## 出題
次のレコードをすべて、一字も変えずにそのまま複製してください。

## 保存データ
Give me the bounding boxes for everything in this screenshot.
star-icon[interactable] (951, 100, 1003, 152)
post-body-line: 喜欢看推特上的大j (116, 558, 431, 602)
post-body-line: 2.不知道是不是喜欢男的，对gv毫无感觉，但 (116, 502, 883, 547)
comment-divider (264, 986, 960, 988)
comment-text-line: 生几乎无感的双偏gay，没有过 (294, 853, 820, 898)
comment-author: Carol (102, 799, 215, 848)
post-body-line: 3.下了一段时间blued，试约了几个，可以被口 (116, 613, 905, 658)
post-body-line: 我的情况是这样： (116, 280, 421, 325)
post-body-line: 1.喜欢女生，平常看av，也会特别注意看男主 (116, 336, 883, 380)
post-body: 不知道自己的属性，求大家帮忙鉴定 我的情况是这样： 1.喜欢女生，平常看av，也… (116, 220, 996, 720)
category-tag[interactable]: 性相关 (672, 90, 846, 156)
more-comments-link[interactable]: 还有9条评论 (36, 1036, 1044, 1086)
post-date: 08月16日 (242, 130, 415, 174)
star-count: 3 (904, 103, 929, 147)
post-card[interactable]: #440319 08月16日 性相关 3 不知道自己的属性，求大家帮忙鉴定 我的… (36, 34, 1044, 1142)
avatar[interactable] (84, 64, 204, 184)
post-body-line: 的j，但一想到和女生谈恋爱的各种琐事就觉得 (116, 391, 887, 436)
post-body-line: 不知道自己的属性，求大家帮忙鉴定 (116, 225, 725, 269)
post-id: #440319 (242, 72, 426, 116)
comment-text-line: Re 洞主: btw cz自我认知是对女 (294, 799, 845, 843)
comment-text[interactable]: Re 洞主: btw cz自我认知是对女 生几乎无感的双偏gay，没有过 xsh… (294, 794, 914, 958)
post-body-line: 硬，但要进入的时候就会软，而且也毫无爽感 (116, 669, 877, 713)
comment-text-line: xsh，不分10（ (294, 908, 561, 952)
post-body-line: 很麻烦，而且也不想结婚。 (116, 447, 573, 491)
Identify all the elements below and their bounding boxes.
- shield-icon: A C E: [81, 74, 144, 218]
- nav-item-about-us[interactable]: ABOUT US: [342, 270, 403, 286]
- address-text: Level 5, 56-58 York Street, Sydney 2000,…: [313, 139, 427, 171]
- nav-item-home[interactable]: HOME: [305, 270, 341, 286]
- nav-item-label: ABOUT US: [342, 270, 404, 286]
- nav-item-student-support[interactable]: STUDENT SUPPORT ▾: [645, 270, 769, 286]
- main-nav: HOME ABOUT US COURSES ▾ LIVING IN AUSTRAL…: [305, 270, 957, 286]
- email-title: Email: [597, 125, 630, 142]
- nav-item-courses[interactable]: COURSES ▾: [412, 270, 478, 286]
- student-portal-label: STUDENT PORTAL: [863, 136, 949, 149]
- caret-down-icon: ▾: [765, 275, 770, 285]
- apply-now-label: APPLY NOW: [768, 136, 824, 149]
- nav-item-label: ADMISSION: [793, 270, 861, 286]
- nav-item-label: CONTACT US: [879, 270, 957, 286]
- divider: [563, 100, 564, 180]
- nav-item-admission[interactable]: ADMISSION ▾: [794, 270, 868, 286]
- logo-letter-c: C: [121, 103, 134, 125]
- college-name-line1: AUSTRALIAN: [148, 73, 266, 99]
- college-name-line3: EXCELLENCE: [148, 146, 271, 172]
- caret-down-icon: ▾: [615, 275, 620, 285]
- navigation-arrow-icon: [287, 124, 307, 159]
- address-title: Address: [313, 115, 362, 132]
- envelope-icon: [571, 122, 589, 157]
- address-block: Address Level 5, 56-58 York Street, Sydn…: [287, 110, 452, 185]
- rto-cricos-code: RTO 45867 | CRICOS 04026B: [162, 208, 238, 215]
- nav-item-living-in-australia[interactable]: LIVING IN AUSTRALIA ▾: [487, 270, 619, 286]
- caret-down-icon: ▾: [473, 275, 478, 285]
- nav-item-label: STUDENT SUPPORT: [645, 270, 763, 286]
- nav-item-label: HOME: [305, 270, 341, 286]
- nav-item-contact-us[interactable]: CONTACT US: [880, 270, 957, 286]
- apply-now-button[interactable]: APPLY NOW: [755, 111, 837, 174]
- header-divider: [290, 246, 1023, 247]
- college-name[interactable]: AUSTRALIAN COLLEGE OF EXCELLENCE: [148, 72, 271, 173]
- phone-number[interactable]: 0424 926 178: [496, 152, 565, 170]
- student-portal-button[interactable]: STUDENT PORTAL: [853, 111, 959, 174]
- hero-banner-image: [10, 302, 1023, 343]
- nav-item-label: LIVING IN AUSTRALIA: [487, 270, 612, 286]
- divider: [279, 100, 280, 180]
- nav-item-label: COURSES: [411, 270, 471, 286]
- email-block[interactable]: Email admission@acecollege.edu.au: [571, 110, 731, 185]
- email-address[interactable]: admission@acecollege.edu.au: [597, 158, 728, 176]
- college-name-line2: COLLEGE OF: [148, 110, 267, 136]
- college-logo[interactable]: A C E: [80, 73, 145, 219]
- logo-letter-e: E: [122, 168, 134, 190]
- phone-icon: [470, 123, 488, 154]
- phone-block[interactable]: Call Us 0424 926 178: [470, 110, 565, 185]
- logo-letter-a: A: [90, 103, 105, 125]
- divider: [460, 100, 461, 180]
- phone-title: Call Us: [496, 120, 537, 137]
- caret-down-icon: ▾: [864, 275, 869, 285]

## 解答全文
Give me the bounding boxes for everything in this screenshot.
star-icon[interactable] (951, 100, 1003, 152)
post-body-line: 喜欢看推特上的大j (116, 558, 431, 602)
post-body-line: 2.不知道是不是喜欢男的，对gv毫无感觉，但 (116, 502, 883, 547)
comment-divider (264, 986, 960, 988)
comment-text-line: 生几乎无感的双偏gay，没有过 (294, 853, 820, 898)
comment-author: Carol (102, 799, 215, 848)
post-body-line: 3.下了一段时间blued，试约了几个，可以被口 (116, 613, 905, 658)
post-body-line: 我的情况是这样： (116, 280, 421, 325)
post-body-line: 1.喜欢女生，平常看av，也会特别注意看男主 (116, 336, 883, 380)
post-body: 不知道自己的属性，求大家帮忙鉴定 我的情况是这样： 1.喜欢女生，平常看av，也… (116, 220, 996, 720)
category-tag[interactable]: 性相关 (672, 90, 846, 156)
more-comments-link[interactable]: 还有9条评论 (36, 1036, 1044, 1086)
post-date: 08月16日 (242, 130, 415, 174)
star-count: 3 (904, 103, 929, 147)
post-card[interactable]: #440319 08月16日 性相关 3 不知道自己的属性，求大家帮忙鉴定 我的… (36, 34, 1044, 1142)
avatar[interactable] (84, 64, 204, 184)
post-body-line: 的j，但一想到和女生谈恋爱的各种琐事就觉得 (116, 391, 887, 436)
post-body-line: 不知道自己的属性，求大家帮忙鉴定 (116, 225, 725, 269)
post-id: #440319 (242, 72, 426, 116)
comment-text-line: Re 洞主: btw cz自我认知是对女 (294, 799, 845, 843)
comment-text[interactable]: Re 洞主: btw cz自我认知是对女 生几乎无感的双偏gay，没有过 xsh… (294, 794, 914, 958)
post-body-line: 硬，但要进入的时候就会软，而且也毫无爽感 (116, 669, 877, 713)
comment-text-line: xsh，不分10（ (294, 908, 561, 952)
post-body-line: 很麻烦，而且也不想结婚。 (116, 447, 573, 491)
Identify all the elements below and their bounding boxes.
- shield-icon: A C E: [81, 74, 144, 218]
- nav-item-about-us[interactable]: ABOUT US: [342, 270, 403, 286]
- address-text: Level 5, 56-58 York Street, Sydney 2000,…: [313, 139, 427, 171]
- nav-item-home[interactable]: HOME: [305, 270, 341, 286]
- nav-item-label: ABOUT US: [342, 270, 404, 286]
- nav-item-student-support[interactable]: STUDENT SUPPORT ▾: [645, 270, 769, 286]
- main-nav: HOME ABOUT US COURSES ▾ LIVING IN AUSTRAL…: [305, 270, 957, 286]
- email-title: Email: [597, 125, 630, 142]
- nav-item-courses[interactable]: COURSES ▾: [412, 270, 478, 286]
- student-portal-label: STUDENT PORTAL: [863, 136, 949, 149]
- caret-down-icon: ▾: [765, 275, 770, 285]
- apply-now-label: APPLY NOW: [768, 136, 824, 149]
- nav-item-label: ADMISSION: [793, 270, 861, 286]
- nav-item-label: CONTACT US: [879, 270, 957, 286]
- divider: [563, 100, 564, 180]
- nav-item-admission[interactable]: ADMISSION ▾: [794, 270, 868, 286]
- logo-letter-c: C: [121, 103, 134, 125]
- college-name-line1: AUSTRALIAN: [148, 73, 266, 99]
- college-name-line3: EXCELLENCE: [148, 146, 271, 172]
- caret-down-icon: ▾: [615, 275, 620, 285]
- navigation-arrow-icon: [287, 124, 307, 159]
- address-title: Address: [313, 115, 362, 132]
- envelope-icon: [571, 122, 589, 157]
- address-block: Address Level 5, 56-58 York Street, Sydn…: [287, 110, 452, 185]
- rto-cricos-code: RTO 45867 | CRICOS 04026B: [162, 208, 238, 215]
- nav-item-living-in-australia[interactable]: LIVING IN AUSTRALIA ▾: [487, 270, 619, 286]
- caret-down-icon: ▾: [473, 275, 478, 285]
- nav-item-label: STUDENT SUPPORT: [645, 270, 763, 286]
- nav-item-label: HOME: [305, 270, 341, 286]
- nav-item-contact-us[interactable]: CONTACT US: [880, 270, 957, 286]
- apply-now-button[interactable]: APPLY NOW: [755, 111, 837, 174]
- header-divider: [290, 246, 1023, 247]
- college-name[interactable]: AUSTRALIAN COLLEGE OF EXCELLENCE: [148, 72, 271, 173]
- phone-number[interactable]: 0424 926 178: [496, 152, 565, 170]
- student-portal-button[interactable]: STUDENT PORTAL: [853, 111, 959, 174]
- hero-banner-image: [10, 302, 1023, 343]
- nav-item-label: LIVING IN AUSTRALIA: [487, 270, 612, 286]
- divider: [279, 100, 280, 180]
- nav-item-label: COURSES: [411, 270, 471, 286]
- email-block[interactable]: Email admission@acecollege.edu.au: [571, 110, 731, 185]
- email-address[interactable]: admission@acecollege.edu.au: [597, 158, 728, 176]
- college-name-line2: COLLEGE OF: [148, 110, 267, 136]
- college-logo[interactable]: A C E: [80, 73, 145, 219]
- logo-letter-e: E: [122, 168, 134, 190]
- phone-icon: [470, 123, 488, 154]
- phone-block[interactable]: Call Us 0424 926 178: [470, 110, 565, 185]
- logo-letter-a: A: [90, 103, 105, 125]
- divider: [460, 100, 461, 180]
- phone-title: Call Us: [496, 120, 537, 137]
- caret-down-icon: ▾: [864, 275, 869, 285]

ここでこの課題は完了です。